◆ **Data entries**
-----

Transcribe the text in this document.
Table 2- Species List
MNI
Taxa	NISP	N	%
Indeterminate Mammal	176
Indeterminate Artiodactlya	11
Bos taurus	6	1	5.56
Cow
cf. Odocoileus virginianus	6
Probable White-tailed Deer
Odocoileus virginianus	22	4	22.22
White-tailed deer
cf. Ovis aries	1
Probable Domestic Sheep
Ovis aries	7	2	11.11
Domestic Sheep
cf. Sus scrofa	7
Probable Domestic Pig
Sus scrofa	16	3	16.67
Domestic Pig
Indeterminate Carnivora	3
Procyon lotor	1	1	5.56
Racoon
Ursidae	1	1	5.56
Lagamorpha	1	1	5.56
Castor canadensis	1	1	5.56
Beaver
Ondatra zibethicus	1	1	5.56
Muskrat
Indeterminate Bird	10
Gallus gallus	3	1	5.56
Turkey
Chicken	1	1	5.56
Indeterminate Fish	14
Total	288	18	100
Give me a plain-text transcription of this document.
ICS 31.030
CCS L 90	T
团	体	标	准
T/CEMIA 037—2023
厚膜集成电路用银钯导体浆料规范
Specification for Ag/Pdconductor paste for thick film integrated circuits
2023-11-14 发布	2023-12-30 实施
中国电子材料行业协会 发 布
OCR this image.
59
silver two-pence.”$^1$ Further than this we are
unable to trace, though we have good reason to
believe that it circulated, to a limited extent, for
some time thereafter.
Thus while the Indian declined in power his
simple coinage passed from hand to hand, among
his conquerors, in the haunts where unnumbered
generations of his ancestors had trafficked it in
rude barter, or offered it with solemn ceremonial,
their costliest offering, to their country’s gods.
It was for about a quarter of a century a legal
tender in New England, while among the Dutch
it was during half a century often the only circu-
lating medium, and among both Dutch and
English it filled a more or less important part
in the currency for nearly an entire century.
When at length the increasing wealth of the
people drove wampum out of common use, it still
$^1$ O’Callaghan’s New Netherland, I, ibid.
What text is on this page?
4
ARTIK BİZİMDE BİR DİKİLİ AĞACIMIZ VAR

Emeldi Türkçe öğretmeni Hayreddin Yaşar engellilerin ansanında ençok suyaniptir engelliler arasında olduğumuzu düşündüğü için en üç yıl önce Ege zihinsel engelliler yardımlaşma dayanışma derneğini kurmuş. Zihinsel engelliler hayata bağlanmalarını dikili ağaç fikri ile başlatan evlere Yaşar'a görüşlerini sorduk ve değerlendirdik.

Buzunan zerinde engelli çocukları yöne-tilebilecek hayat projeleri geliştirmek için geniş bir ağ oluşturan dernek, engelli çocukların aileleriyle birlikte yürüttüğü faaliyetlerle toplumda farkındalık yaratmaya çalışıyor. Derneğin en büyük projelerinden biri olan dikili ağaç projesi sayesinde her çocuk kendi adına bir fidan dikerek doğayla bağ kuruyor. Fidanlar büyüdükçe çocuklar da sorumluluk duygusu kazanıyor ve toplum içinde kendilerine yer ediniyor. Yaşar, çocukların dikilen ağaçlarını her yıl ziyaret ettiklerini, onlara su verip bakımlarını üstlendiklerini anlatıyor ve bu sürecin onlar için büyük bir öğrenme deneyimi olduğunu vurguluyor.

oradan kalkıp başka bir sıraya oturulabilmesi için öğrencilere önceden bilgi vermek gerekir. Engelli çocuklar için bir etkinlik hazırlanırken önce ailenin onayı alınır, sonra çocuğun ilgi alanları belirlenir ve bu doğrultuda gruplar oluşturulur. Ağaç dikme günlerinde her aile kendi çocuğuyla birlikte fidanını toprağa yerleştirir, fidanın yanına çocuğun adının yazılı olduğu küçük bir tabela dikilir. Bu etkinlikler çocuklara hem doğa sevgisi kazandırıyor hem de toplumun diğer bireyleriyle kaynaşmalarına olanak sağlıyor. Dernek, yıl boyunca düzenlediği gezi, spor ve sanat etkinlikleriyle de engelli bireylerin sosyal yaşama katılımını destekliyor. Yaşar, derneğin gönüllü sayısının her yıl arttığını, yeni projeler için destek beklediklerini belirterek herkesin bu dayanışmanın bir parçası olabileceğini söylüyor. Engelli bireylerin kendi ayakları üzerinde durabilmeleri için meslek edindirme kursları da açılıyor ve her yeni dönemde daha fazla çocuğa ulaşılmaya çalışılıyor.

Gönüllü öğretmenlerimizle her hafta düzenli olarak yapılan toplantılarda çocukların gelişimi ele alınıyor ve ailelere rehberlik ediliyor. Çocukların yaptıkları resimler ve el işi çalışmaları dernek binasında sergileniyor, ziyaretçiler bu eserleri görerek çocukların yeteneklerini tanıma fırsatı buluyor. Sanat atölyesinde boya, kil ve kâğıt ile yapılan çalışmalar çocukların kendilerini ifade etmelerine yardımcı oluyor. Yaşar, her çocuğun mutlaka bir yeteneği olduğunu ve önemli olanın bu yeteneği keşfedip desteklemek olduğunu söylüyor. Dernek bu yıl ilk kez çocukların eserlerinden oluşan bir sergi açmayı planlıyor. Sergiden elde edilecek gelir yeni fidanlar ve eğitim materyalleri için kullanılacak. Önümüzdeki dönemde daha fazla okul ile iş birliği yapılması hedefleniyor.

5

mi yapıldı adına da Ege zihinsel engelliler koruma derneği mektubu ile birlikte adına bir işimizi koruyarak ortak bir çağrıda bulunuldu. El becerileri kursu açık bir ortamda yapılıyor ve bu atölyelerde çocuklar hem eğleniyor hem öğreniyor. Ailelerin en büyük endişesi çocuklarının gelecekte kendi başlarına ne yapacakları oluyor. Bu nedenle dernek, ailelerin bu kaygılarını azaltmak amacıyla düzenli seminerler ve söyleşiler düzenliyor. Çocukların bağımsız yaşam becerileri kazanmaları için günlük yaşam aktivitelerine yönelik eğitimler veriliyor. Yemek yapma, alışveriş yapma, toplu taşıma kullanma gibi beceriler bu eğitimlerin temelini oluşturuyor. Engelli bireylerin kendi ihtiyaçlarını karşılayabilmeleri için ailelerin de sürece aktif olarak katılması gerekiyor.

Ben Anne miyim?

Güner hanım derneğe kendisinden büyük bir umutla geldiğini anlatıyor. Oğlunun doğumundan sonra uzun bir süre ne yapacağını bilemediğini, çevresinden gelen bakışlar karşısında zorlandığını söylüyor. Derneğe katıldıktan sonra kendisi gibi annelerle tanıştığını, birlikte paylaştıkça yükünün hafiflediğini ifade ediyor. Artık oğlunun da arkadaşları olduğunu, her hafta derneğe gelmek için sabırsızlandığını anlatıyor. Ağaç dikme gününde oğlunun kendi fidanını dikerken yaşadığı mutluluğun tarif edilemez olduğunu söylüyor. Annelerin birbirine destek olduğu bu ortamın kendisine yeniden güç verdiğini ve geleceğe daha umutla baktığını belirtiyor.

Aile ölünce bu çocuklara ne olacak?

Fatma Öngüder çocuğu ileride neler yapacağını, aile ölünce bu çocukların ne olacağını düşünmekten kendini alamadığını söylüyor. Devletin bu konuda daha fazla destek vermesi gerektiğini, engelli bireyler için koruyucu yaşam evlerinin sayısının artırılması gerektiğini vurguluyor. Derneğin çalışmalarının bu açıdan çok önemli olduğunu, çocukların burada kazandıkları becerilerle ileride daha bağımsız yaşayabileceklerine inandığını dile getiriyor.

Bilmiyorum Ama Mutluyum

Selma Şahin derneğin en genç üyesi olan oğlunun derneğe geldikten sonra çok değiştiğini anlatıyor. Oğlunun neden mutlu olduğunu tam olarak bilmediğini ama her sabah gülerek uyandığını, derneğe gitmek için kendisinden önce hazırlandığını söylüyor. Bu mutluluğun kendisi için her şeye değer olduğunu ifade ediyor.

-----

◆ **TASK BRIEF**
Which lines contain "Oğlunun"? Copy each of them.

◆ **EXERCISE RESULT**
Güner hanım derneğe kendisinden büyük bir umutla geldiğini anlatıyor. Oğlunun doğumundan sonra uzun bir süre ne yapacağını bilemediğini, çevresinden gelen bakışlar karşısında zorlandığını söylüyor. Derneğe katıldıktan sonra kendisi gibi annelerle tanıştığını, birlikte paylaştıkça yükünün hafiflediğini ifade ediyor. Artık oğlunun da arkadaşları olduğunu, her hafta derneğe gelmek için sabırsızlandığını anlatıyor. Ağaç dikme gününde oğlunun kendi fidanını dikerken yaşadığı mutluluğun tarif edilemez olduğunu söylüyor. Annelerin birbirine destek olduğu bu ortamın kendisine yeniden güç verdiğini ve geleceğe daha umutla baktığını belirtiyor.
Selma Şahin derneğin en genç üyesi olan oğlunun derneğe geldikten sonra çok değiştiğini anlatıyor. Oğlunun neden mutlu olduğunu tam olarak bilmediğini ama her sabah gülerek uyandığını, derneğe gitmek için kendisinden önce hazırlandığını söylüyor. Bu mutluluğun kendisi için her şeye değer olduğunu ifade ediyor.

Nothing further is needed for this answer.